#### [PROBLEM TO SOLVE]
Below are entries to be transcribed exactly; exclude the pictures from the copy.
---*---
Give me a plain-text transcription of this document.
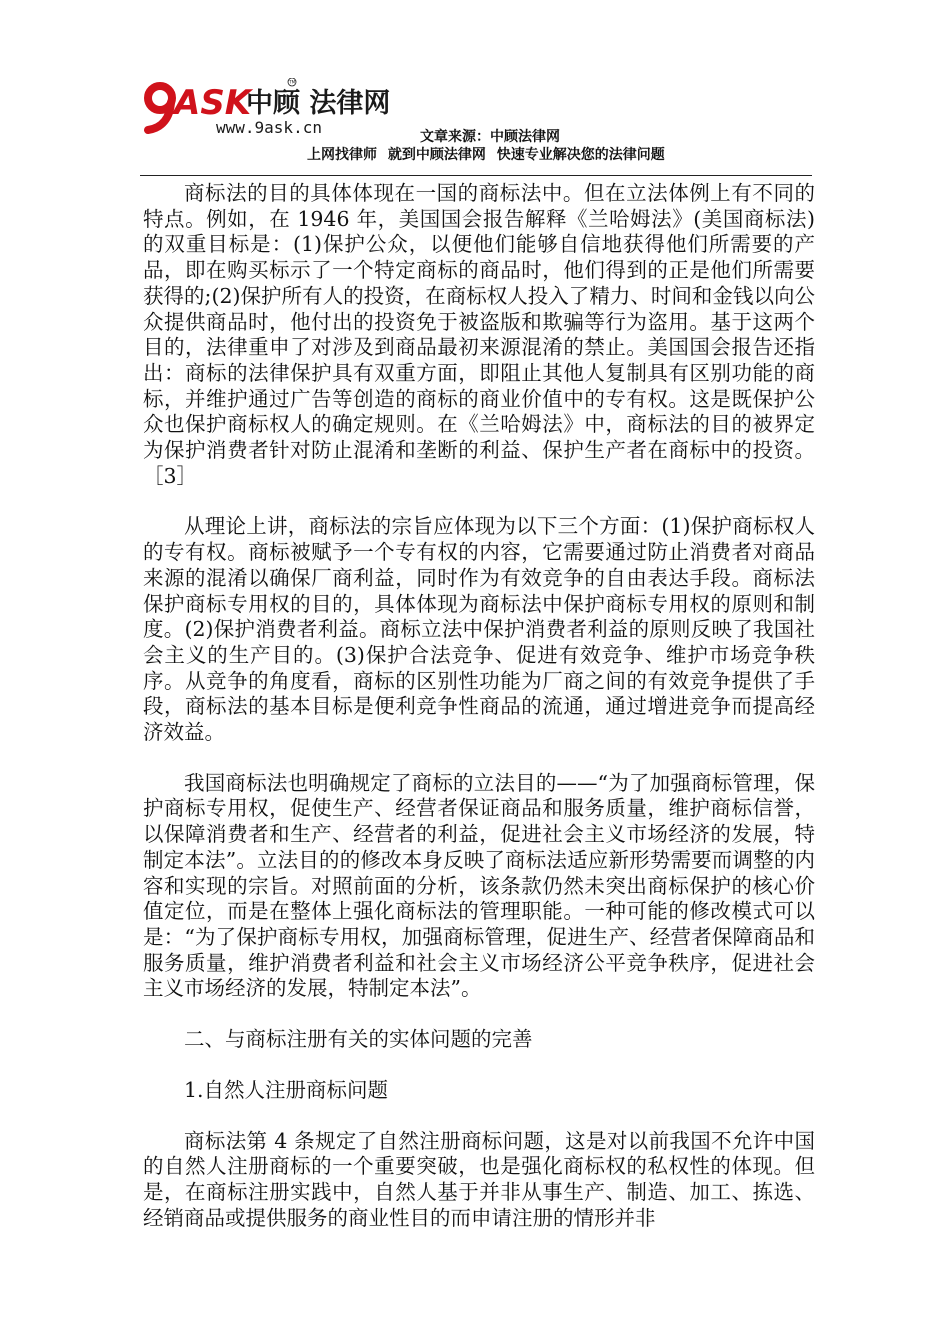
ASK
中顾 法律网
TM
www.9ask.cn	文章来源：中顾法律网
上网找律师 就到中顾法律网 快速专业解决您的法律问题

商标法的目的具体体现在一国的商标法中。但在立法体例上有不同的特点。例如，在 1946 年，美国国会报告解释《兰哈姆法》(美国商标法)的双重目标是：(1)保护公众，以便他们能够自信地获得他们所需要的产品，即在购买标示了一个特定商标的商品时，他们得到的正是他们所需要获得的;(2)保护所有人的投资，在商标权人投入了精力、时间和金钱以向公众提供商品时，他付出的投资免于被盗版和欺骗等行为盗用。基于这两个目的，法律重申了对涉及到商品最初来源混淆的禁止。美国国会报告还指出：商标的法律保护具有双重方面，即阻止其他人复制具有区别功能的商标，并维护通过广告等创造的商标的商业价值中的专有权。这是既保护公众也保护商标权人的确定规则。在《兰哈姆法》中，商标法的目的被界定为保护消费者针对防止混淆和垄断的利益、保护生产者在商标中的投资。［3］

从理论上讲，商标法的宗旨应体现为以下三个方面：(1)保护商标权人的专有权。商标被赋予一个专有权的内容，它需要通过防止消费者对商品来源的混淆以确保厂商利益，同时作为有效竞争的自由表达手段。商标法保护商标专用权的目的，具体体现为商标法中保护商标专用权的原则和制度。(2)保护消费者利益。商标立法中保护消费者利益的原则反映了我国社会主义的生产目的。(3)保护合法竞争、促进有效竞争、维护市场竞争秩序。从竞争的角度看，商标的区别性功能为厂商之间的有效竞争提供了手段，商标法的基本目标是便利竞争性商品的流通，通过增进竞争而提高经济效益。

我国商标法也明确规定了商标的立法目的——“为了加强商标管理，保护商标专用权，促使生产、经营者保证商品和服务质量，维护商标信誉，以保障消费者和生产、经营者的利益，促进社会主义市场经济的发展，特制定本法”。立法目的的修改本身反映了商标法适应新形势需要而调整的内容和实现的宗旨。对照前面的分析，该条款仍然未突出商标保护的核心价值定位，而是在整体上强化商标法的管理职能。一种可能的修改模式可以是：“为了保护商标专用权，加强商标管理，促进生产、经营者保障商品和服务质量，维护消费者利益和社会主义市场经济公平竞争秩序，促进社会主义市场经济的发展，特制定本法”。

二、与商标注册有关的实体问题的完善

1.自然人注册商标问题

商标法第 4 条规定了自然注册商标问题，这是对以前我国不允许中国的自然人注册商标的一个重要突破，也是强化商标权的私权性的体现。但是，在商标注册实践中，自然人基于并非从事生产、制造、加工、拣选、经销商品或提供服务的商业性目的而申请注册的情形并非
---*---
#### [RESULT]
Give me a plain-text transcription of this document.
ASK
中顾 法律网
TM
www.9ask.cn	文章来源：中顾法律网
上网找律师 就到中顾法律网 快速专业解决您的法律问题

商标法的目的具体体现在一国的商标法中。但在立法体例上有不同的特点。例如，在 1946 年，美国国会报告解释《兰哈姆法》(美国商标法)的双重目标是：(1)保护公众，以便他们能够自信地获得他们所需要的产品，即在购买标示了一个特定商标的商品时，他们得到的正是他们所需要获得的;(2)保护所有人的投资，在商标权人投入了精力、时间和金钱以向公众提供商品时，他付出的投资免于被盗版和欺骗等行为盗用。基于这两个目的，法律重申了对涉及到商品最初来源混淆的禁止。美国国会报告还指出：商标的法律保护具有双重方面，即阻止其他人复制具有区别功能的商标，并维护通过广告等创造的商标的商业价值中的专有权。这是既保护公众也保护商标权人的确定规则。在《兰哈姆法》中，商标法的目的被界定为保护消费者针对防止混淆和垄断的利益、保护生产者在商标中的投资。［3］

从理论上讲，商标法的宗旨应体现为以下三个方面：(1)保护商标权人的专有权。商标被赋予一个专有权的内容，它需要通过防止消费者对商品来源的混淆以确保厂商利益，同时作为有效竞争的自由表达手段。商标法保护商标专用权的目的，具体体现为商标法中保护商标专用权的原则和制度。(2)保护消费者利益。商标立法中保护消费者利益的原则反映了我国社会主义的生产目的。(3)保护合法竞争、促进有效竞争、维护市场竞争秩序。从竞争的角度看，商标的区别性功能为厂商之间的有效竞争提供了手段，商标法的基本目标是便利竞争性商品的流通，通过增进竞争而提高经济效益。

我国商标法也明确规定了商标的立法目的——“为了加强商标管理，保护商标专用权，促使生产、经营者保证商品和服务质量，维护商标信誉，以保障消费者和生产、经营者的利益，促进社会主义市场经济的发展，特制定本法”。立法目的的修改本身反映了商标法适应新形势需要而调整的内容和实现的宗旨。对照前面的分析，该条款仍然未突出商标保护的核心价值定位，而是在整体上强化商标法的管理职能。一种可能的修改模式可以是：“为了保护商标专用权，加强商标管理，促进生产、经营者保障商品和服务质量，维护消费者利益和社会主义市场经济公平竞争秩序，促进社会主义市场经济的发展，特制定本法”。

二、与商标注册有关的实体问题的完善

1.自然人注册商标问题

商标法第 4 条规定了自然注册商标问题，这是对以前我国不允许中国的自然人注册商标的一个重要突破，也是强化商标权的私权性的体现。但是，在商标注册实践中，自然人基于并非从事生产、制造、加工、拣选、经销商品或提供服务的商业性目的而申请注册的情形并非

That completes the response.